**THE TASK:** From the data that follows, copy every line holding the string "atlantic".

## begin

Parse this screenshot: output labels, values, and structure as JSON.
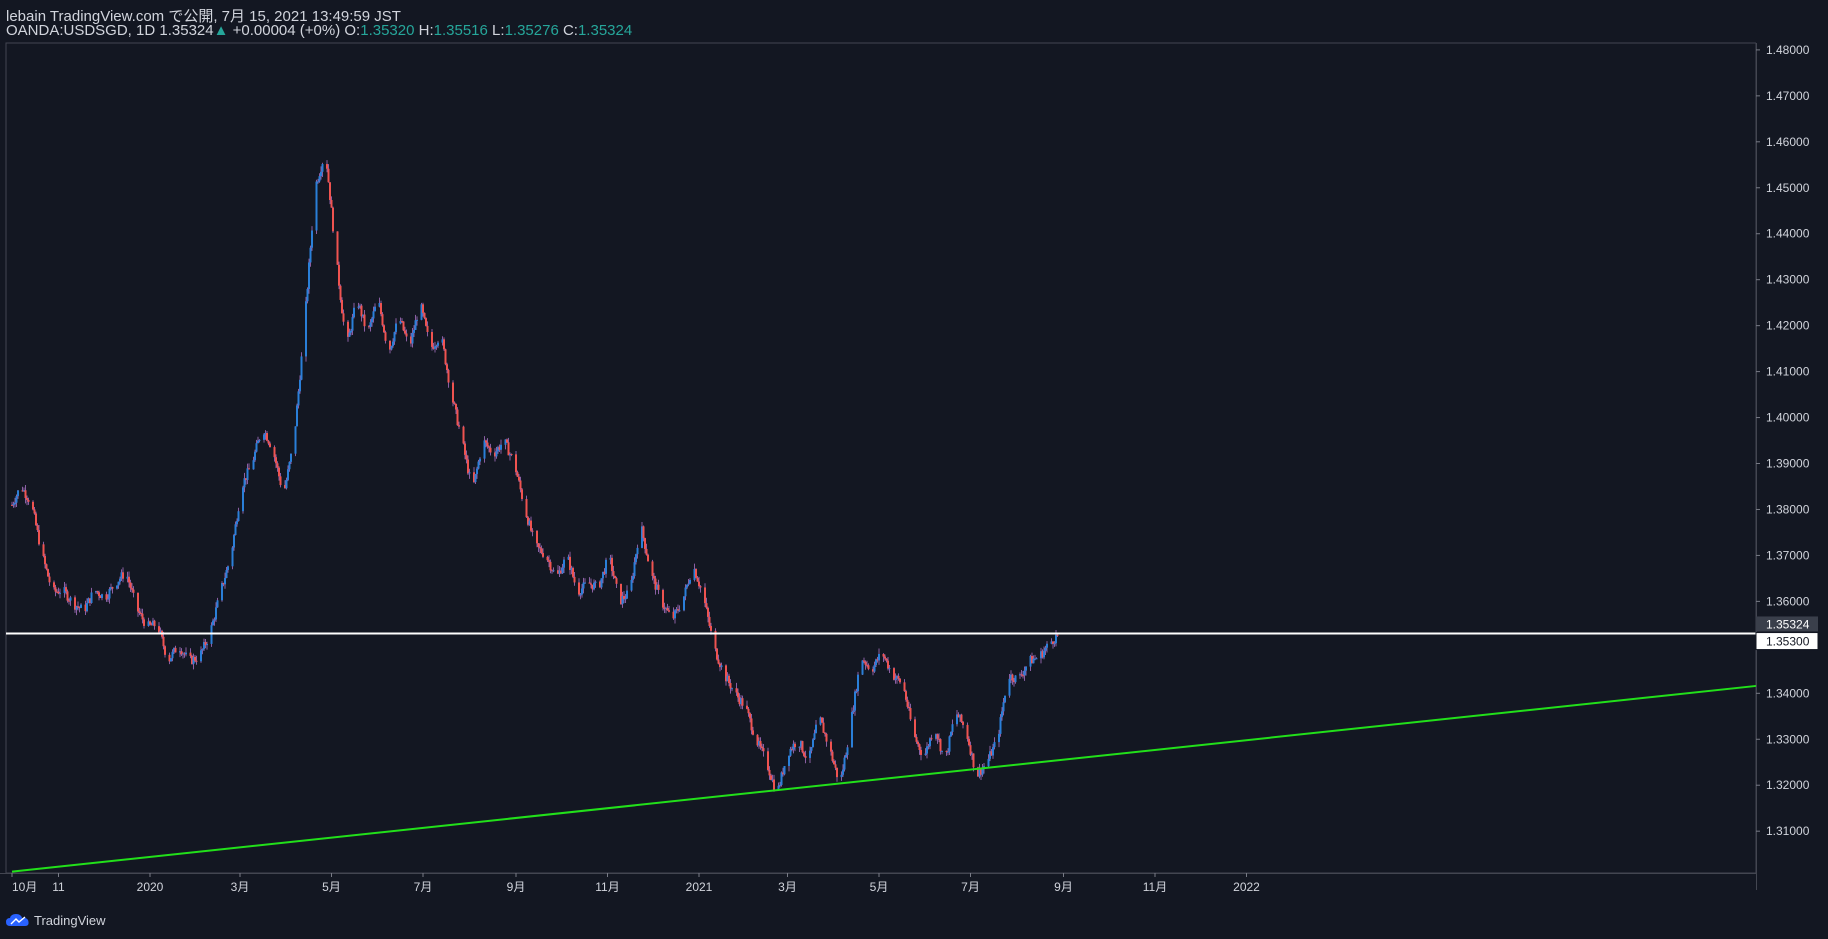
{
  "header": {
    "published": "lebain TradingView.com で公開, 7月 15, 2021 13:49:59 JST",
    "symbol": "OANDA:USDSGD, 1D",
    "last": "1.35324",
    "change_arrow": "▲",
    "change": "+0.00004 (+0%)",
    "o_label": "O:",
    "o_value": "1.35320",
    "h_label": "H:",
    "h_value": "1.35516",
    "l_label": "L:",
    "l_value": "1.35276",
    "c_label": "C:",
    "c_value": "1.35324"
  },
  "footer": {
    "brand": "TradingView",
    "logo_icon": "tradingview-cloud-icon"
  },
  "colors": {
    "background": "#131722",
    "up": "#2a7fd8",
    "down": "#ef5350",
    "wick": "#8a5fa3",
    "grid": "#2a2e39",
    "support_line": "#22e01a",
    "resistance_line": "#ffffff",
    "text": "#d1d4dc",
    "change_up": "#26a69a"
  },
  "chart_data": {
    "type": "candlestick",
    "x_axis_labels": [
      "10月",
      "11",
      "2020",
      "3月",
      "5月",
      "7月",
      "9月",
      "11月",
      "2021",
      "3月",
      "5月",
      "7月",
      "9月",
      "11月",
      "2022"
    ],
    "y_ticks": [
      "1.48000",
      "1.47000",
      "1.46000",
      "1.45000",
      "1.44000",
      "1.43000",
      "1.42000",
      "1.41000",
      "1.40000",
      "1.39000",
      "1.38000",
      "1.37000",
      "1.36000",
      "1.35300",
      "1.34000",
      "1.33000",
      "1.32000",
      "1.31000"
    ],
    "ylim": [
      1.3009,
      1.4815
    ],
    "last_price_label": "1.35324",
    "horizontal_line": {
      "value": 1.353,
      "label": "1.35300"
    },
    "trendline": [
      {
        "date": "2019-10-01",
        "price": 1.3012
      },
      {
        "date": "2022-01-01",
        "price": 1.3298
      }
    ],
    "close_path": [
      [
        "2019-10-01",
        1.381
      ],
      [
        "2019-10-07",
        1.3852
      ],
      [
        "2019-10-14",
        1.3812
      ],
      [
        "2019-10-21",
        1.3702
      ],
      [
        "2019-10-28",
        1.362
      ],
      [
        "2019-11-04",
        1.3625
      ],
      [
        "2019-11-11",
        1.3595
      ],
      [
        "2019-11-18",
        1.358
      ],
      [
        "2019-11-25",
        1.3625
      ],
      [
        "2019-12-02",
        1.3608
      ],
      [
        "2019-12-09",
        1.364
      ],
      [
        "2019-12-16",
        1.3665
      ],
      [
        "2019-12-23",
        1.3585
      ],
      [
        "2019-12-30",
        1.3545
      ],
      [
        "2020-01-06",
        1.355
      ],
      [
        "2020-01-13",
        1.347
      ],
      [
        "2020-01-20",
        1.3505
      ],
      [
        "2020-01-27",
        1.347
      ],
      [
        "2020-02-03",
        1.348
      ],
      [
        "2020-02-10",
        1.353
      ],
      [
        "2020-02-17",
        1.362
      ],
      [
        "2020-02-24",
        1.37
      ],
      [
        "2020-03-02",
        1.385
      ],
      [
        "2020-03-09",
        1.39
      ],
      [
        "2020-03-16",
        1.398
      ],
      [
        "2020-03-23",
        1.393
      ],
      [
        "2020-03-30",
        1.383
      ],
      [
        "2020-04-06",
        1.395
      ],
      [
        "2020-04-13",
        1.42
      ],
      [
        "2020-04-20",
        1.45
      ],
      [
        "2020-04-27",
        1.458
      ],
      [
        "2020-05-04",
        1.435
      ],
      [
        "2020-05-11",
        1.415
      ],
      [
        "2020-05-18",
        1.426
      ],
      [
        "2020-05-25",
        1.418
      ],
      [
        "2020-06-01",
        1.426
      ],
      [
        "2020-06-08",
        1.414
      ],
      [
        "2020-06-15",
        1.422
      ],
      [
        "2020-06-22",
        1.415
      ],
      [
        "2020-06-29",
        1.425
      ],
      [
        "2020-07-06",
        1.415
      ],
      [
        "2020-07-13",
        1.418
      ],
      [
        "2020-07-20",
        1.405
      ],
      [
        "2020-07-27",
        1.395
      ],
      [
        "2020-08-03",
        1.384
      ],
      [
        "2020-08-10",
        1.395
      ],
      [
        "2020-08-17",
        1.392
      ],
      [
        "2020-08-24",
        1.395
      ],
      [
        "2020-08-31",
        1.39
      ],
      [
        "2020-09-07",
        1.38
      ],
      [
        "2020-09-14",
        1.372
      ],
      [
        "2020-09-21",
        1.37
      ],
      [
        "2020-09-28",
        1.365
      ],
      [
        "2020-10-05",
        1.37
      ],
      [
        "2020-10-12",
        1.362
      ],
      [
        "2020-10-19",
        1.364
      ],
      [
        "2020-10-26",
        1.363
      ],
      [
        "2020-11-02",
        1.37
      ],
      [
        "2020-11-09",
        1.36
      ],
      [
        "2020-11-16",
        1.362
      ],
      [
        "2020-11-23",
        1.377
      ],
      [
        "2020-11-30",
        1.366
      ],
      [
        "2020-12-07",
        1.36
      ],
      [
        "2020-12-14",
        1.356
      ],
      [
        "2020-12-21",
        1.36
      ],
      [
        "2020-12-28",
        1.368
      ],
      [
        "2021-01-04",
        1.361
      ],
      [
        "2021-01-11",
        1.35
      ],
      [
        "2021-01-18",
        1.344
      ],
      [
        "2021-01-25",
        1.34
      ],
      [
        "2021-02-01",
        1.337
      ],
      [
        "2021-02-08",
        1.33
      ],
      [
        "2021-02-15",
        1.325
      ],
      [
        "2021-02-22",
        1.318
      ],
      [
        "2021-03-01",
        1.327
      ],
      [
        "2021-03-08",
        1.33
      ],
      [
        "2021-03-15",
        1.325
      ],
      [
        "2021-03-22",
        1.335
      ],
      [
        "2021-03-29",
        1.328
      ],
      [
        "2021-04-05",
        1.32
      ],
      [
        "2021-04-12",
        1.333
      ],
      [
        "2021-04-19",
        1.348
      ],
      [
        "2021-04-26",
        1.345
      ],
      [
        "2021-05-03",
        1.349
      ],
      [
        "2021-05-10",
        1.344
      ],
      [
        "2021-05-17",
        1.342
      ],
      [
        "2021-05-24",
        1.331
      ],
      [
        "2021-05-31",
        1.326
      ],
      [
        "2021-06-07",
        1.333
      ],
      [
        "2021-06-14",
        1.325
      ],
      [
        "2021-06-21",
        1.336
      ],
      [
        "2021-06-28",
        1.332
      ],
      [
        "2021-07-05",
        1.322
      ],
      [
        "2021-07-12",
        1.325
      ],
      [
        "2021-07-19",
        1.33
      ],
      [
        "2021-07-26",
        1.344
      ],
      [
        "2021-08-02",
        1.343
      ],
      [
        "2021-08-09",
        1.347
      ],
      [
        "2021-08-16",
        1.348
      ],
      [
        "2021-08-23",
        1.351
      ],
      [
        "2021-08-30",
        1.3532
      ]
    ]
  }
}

## end
## begin

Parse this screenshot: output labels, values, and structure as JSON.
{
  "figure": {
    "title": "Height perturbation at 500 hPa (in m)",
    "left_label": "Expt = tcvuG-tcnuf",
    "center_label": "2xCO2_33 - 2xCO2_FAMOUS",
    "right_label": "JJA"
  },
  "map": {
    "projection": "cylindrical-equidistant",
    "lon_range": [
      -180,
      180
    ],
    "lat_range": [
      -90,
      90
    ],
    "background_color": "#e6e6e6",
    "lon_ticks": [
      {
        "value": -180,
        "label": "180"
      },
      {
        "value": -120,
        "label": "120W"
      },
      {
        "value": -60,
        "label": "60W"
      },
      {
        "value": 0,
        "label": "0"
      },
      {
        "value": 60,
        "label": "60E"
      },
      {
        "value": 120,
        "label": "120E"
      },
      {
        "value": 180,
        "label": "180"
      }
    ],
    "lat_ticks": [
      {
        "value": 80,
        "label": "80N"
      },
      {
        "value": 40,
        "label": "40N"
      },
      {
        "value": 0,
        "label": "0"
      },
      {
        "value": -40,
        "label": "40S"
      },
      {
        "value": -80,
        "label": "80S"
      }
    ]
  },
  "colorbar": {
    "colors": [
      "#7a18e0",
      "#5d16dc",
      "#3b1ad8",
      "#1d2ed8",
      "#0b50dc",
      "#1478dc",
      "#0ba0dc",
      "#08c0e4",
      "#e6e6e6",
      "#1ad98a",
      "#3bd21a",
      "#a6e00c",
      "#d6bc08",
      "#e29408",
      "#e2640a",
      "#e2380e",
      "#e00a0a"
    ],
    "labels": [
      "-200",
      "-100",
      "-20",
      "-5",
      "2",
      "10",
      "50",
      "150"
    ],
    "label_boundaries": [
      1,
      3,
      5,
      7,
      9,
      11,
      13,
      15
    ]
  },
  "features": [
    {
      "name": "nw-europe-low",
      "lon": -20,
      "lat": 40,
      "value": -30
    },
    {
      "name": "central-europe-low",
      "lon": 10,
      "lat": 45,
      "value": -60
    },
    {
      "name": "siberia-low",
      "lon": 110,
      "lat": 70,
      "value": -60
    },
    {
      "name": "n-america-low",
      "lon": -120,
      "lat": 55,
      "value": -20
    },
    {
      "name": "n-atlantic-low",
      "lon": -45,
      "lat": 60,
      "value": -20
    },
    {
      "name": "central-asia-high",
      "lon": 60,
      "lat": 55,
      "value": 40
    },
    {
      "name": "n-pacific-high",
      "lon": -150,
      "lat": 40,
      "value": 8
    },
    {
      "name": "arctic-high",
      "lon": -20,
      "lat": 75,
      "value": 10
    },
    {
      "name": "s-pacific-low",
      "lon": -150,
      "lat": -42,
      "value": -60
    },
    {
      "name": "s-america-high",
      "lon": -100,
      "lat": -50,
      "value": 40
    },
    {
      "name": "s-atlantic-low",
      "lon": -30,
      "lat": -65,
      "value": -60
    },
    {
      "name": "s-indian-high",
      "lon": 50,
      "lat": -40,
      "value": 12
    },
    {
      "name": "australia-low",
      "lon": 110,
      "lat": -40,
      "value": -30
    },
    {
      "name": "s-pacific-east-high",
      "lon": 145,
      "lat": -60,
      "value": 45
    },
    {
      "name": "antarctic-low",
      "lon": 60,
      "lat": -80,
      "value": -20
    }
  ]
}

## end

**EXPECTED ANSWER:**
      "name": "n-atlantic-low",
      "name": "s-atlantic-low",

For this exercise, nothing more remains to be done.